Work instructions :: Give the number of lines in this listing that contain "kxθy", with no other words.

Records for this exercise ::
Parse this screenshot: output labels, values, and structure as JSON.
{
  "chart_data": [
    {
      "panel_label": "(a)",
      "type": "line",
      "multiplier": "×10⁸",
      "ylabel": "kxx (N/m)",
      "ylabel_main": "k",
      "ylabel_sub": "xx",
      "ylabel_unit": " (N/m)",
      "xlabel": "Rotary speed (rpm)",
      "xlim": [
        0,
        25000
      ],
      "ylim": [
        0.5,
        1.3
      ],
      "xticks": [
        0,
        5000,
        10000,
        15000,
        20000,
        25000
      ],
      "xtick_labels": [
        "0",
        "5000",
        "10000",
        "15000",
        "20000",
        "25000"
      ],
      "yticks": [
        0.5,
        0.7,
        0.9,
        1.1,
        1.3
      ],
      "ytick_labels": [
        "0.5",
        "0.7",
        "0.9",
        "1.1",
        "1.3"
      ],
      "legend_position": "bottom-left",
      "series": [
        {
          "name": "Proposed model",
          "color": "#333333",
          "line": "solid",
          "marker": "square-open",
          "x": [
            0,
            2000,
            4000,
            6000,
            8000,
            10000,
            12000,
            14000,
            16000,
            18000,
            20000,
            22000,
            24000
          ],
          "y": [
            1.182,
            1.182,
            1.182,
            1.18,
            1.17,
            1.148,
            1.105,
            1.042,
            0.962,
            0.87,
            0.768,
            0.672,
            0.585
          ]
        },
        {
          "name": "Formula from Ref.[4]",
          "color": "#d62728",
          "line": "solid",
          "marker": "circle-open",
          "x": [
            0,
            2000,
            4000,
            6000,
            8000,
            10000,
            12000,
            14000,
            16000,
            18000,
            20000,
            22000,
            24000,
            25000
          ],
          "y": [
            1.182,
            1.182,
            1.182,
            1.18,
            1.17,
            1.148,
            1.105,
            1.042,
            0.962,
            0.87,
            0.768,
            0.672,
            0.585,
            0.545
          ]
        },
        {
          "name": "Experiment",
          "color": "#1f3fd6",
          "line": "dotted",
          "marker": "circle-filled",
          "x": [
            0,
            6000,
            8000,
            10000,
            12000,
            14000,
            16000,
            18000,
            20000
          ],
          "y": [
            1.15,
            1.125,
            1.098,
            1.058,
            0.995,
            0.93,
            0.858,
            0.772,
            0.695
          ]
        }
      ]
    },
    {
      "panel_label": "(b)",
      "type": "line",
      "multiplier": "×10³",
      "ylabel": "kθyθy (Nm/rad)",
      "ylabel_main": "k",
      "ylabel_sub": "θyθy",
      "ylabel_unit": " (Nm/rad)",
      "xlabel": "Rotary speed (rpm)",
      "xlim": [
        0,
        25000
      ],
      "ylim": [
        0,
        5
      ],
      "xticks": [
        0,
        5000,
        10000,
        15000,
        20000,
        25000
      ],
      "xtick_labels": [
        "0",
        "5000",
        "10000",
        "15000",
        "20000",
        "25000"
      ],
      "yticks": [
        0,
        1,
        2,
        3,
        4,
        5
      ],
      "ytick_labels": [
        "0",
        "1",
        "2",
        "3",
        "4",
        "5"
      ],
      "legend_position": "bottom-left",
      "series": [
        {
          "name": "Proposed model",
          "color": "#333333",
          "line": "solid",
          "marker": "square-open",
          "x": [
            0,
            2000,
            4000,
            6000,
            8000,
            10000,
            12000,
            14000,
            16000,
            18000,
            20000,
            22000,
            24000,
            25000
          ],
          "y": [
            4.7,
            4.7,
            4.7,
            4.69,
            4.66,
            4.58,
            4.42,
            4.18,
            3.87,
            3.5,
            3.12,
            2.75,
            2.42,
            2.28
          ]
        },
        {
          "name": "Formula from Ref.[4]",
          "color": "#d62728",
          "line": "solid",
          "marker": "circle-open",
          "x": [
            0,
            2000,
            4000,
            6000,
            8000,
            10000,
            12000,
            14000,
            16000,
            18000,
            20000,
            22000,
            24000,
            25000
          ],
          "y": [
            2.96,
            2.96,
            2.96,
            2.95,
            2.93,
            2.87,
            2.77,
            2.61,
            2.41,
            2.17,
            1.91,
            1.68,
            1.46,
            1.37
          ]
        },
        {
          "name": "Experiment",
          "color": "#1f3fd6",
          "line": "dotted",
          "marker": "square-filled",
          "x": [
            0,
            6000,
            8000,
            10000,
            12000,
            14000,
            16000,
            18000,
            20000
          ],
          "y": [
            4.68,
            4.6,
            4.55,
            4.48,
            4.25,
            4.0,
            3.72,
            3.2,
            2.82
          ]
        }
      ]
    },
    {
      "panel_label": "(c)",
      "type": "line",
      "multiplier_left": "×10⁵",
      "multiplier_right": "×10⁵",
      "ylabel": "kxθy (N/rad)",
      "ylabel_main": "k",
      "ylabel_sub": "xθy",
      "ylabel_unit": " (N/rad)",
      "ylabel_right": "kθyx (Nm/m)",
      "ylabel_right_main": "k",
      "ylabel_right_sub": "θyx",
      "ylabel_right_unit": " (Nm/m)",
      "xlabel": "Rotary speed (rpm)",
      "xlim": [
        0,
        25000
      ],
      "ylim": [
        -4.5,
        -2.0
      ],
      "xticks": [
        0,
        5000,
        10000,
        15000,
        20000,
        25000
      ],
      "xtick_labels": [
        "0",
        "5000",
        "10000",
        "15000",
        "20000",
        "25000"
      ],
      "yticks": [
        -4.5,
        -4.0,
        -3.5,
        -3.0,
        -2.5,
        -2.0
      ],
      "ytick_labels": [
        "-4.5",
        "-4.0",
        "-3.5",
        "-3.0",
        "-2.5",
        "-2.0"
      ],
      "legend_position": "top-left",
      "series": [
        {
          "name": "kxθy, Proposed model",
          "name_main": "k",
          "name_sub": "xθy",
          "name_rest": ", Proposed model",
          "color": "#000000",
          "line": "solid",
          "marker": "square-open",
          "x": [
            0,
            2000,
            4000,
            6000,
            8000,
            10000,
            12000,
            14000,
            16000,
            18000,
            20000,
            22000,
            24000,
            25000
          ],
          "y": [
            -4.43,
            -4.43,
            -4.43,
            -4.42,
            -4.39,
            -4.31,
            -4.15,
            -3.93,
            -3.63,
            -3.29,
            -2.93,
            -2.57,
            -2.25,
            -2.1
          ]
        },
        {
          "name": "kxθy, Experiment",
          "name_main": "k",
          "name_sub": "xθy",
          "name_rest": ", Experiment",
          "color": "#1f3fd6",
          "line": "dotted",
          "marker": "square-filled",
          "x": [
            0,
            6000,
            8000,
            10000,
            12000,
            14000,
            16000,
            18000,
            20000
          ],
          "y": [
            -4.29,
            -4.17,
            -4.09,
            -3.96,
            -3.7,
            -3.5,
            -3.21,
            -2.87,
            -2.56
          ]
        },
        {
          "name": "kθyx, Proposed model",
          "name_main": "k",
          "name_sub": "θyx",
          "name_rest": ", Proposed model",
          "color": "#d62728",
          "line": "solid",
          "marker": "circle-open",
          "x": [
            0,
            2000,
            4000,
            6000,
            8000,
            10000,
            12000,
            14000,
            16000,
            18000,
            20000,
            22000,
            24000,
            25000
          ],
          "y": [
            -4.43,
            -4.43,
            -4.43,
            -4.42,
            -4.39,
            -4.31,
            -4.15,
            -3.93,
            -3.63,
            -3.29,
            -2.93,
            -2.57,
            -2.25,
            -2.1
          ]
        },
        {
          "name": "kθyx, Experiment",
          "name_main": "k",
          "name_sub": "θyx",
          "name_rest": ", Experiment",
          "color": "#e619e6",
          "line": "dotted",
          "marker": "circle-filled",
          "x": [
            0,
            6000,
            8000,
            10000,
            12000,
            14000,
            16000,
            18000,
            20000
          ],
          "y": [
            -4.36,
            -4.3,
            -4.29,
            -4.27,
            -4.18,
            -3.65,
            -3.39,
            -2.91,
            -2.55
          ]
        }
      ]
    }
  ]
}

Exercise output :: 3